### Requirement
Restate all the material verbatim, except for the pictures.

### Data section
— start —
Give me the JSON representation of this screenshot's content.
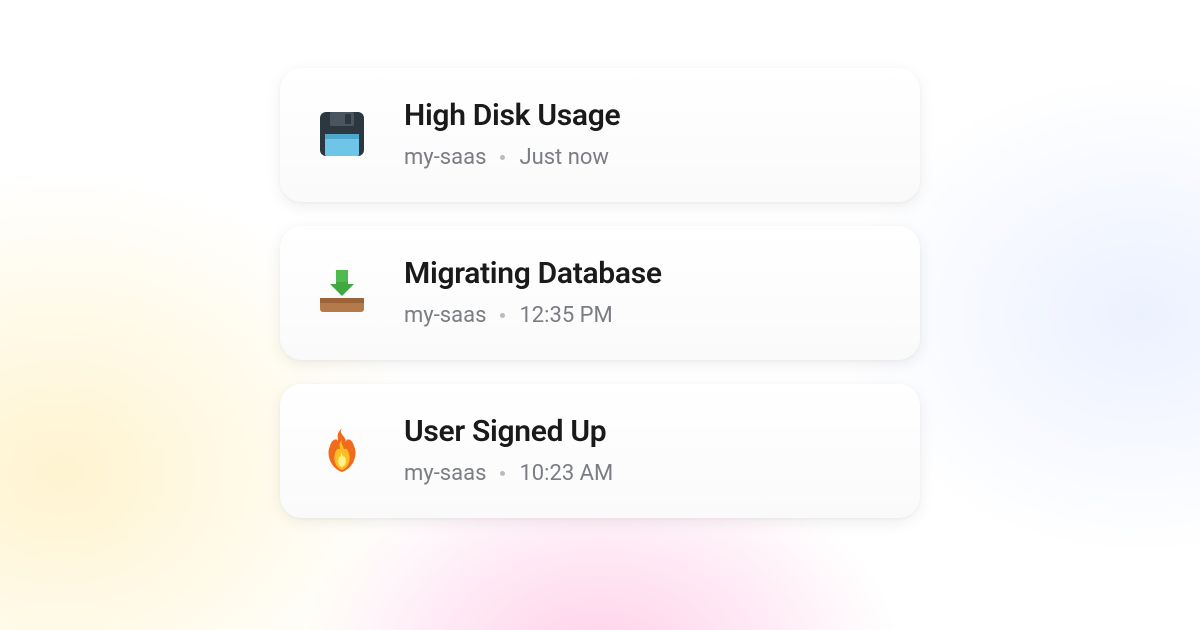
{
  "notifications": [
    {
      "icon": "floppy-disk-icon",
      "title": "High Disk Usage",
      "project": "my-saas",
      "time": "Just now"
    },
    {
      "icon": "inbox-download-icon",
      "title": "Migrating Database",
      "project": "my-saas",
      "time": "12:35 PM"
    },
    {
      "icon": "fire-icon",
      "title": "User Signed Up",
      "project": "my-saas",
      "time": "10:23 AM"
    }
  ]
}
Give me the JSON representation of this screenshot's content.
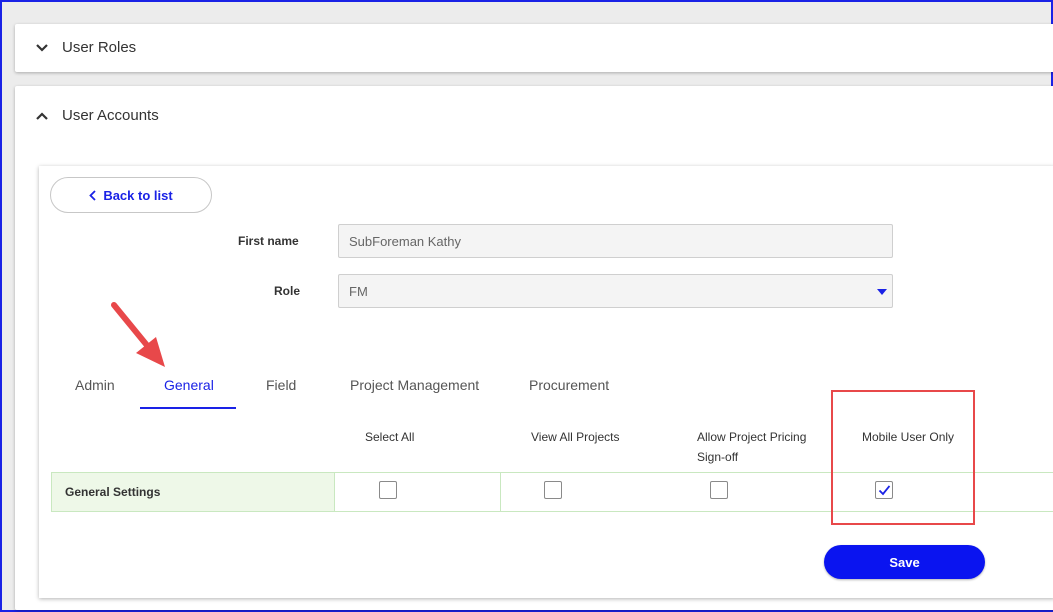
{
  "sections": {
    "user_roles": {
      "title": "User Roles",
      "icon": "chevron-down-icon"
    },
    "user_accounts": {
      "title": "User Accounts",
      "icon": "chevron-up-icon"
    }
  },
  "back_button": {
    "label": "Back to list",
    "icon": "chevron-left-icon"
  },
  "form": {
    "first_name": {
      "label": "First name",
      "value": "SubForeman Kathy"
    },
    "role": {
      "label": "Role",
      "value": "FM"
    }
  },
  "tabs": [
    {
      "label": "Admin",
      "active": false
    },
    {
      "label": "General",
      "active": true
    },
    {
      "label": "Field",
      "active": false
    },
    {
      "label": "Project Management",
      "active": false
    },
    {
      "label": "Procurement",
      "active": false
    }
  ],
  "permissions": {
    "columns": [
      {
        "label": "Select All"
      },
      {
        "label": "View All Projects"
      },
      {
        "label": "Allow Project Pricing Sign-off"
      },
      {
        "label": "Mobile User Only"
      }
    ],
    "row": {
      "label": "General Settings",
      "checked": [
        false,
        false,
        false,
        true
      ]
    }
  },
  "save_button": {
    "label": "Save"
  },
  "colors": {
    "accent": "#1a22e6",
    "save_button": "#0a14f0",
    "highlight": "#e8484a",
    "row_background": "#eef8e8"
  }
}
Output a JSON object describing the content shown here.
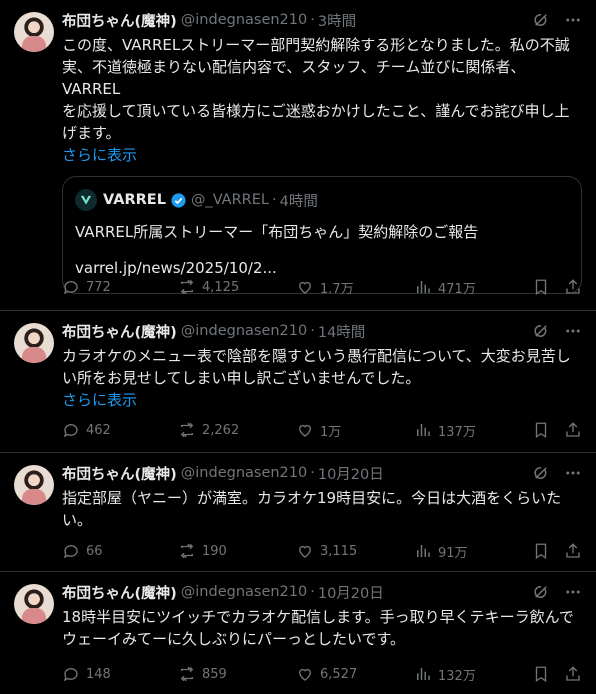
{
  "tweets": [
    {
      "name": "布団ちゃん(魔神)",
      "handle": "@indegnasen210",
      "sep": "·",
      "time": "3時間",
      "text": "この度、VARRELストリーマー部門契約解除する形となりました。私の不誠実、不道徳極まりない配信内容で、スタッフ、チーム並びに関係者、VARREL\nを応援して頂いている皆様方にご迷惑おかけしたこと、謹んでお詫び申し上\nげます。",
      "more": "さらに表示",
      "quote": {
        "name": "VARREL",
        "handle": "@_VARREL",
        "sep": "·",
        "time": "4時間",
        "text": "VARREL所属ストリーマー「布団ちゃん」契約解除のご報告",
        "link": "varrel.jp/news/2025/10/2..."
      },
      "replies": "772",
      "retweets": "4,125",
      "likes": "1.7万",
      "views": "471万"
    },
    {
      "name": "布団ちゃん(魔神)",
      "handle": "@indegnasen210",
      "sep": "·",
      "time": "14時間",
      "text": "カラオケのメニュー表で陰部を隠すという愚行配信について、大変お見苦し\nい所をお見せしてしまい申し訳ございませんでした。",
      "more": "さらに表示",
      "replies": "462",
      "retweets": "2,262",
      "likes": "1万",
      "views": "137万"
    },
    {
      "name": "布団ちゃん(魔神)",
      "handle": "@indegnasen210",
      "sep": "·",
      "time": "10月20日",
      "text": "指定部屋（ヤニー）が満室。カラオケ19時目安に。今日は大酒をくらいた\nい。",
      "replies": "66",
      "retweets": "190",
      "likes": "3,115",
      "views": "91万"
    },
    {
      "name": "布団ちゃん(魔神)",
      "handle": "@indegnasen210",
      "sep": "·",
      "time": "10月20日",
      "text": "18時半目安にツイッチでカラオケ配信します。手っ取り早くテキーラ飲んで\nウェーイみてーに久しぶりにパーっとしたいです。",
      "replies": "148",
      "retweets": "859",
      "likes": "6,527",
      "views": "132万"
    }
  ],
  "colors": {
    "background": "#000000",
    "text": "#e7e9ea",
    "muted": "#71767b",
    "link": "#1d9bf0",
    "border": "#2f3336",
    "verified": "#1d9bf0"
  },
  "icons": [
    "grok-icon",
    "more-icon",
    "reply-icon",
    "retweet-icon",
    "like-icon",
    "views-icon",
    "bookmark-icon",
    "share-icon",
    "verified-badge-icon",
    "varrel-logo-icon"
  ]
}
— end —
### Exercise answer
Give me the JSON representation of this screenshot's content.
{
  "notifications": [
    {
      "icon": "floppy-disk-icon",
      "title": "High Disk Usage",
      "project": "my-saas",
      "time": "Just now"
    },
    {
      "icon": "inbox-download-icon",
      "title": "Migrating Database",
      "project": "my-saas",
      "time": "12:35 PM"
    },
    {
      "icon": "fire-icon",
      "title": "User Signed Up",
      "project": "my-saas",
      "time": "10:23 AM"
    }
  ]
}
Give me the JSON representation of this screenshot's content.
{
  "sections": {
    "user_roles": {
      "title": "User Roles",
      "icon": "chevron-down-icon"
    },
    "user_accounts": {
      "title": "User Accounts",
      "icon": "chevron-up-icon"
    }
  },
  "back_button": {
    "label": "Back to list",
    "icon": "chevron-left-icon"
  },
  "form": {
    "first_name": {
      "label": "First name",
      "value": "SubForeman Kathy"
    },
    "role": {
      "label": "Role",
      "value": "FM"
    }
  },
  "tabs": [
    {
      "label": "Admin",
      "active": false
    },
    {
      "label": "General",
      "active": true
    },
    {
      "label": "Field",
      "active": false
    },
    {
      "label": "Project Management",
      "active": false
    },
    {
      "label": "Procurement",
      "active": false
    }
  ],
  "permissions": {
    "columns": [
      {
        "label": "Select All"
      },
      {
        "label": "View All Projects"
      },
      {
        "label": "Allow Project Pricing Sign-off"
      },
      {
        "label": "Mobile User Only"
      }
    ],
    "row": {
      "label": "General Settings",
      "checked": [
        false,
        false,
        false,
        true
      ]
    }
  },
  "save_button": {
    "label": "Save"
  },
  "colors": {
    "accent": "#1a22e6",
    "save_button": "#0a14f0",
    "highlight": "#e8484a",
    "row_background": "#eef8e8"
  }
}
Output a JSON object describing the content shown here.
{
  "tweets": [
    {
      "name": "布団ちゃん(魔神)",
      "handle": "@indegnasen210",
      "sep": "·",
      "time": "3時間",
      "text": "この度、VARRELストリーマー部門契約解除する形となりました。私の不誠実、不道徳極まりない配信内容で、スタッフ、チーム並びに関係者、VARREL\nを応援して頂いている皆様方にご迷惑おかけしたこと、謹んでお詫び申し上\nげます。",
      "more": "さらに表示",
      "quote": {
        "name": "VARREL",
        "handle": "@_VARREL",
        "sep": "·",
        "time": "4時間",
        "text": "VARREL所属ストリーマー「布団ちゃん」契約解除のご報告",
        "link": "varrel.jp/news/2025/10/2..."
      },
      "replies": "772",
      "retweets": "4,125",
      "likes": "1.7万",
      "views": "471万"
    },
    {
      "name": "布団ちゃん(魔神)",
      "handle": "@indegnasen210",
      "sep": "·",
      "time": "14時間",
      "text": "カラオケのメニュー表で陰部を隠すという愚行配信について、大変お見苦し\nい所をお見せしてしまい申し訳ございませんでした。",
      "more": "さらに表示",
      "replies": "462",
      "retweets": "2,262",
      "likes": "1万",
      "views": "137万"
    },
    {
      "name": "布団ちゃん(魔神)",
      "handle": "@indegnasen210",
      "sep": "·",
      "time": "10月20日",
      "text": "指定部屋（ヤニー）が満室。カラオケ19時目安に。今日は大酒をくらいた\nい。",
      "replies": "66",
      "retweets": "190",
      "likes": "3,115",
      "views": "91万"
    },
    {
      "name": "布団ちゃん(魔神)",
      "handle": "@indegnasen210",
      "sep": "·",
      "time": "10月20日",
      "text": "18時半目安にツイッチでカラオケ配信します。手っ取り早くテキーラ飲んで\nウェーイみてーに久しぶりにパーっとしたいです。",
      "replies": "148",
      "retweets": "859",
      "likes": "6,527",
      "views": "132万"
    }
  ],
  "colors": {
    "background": "#000000",
    "text": "#e7e9ea",
    "muted": "#71767b",
    "link": "#1d9bf0",
    "border": "#2f3336",
    "verified": "#1d9bf0"
  },
  "icons": [
    "grok-icon",
    "more-icon",
    "reply-icon",
    "retweet-icon",
    "like-icon",
    "views-icon",
    "bookmark-icon",
    "share-icon",
    "verified-badge-icon",
    "varrel-logo-icon"
  ]
}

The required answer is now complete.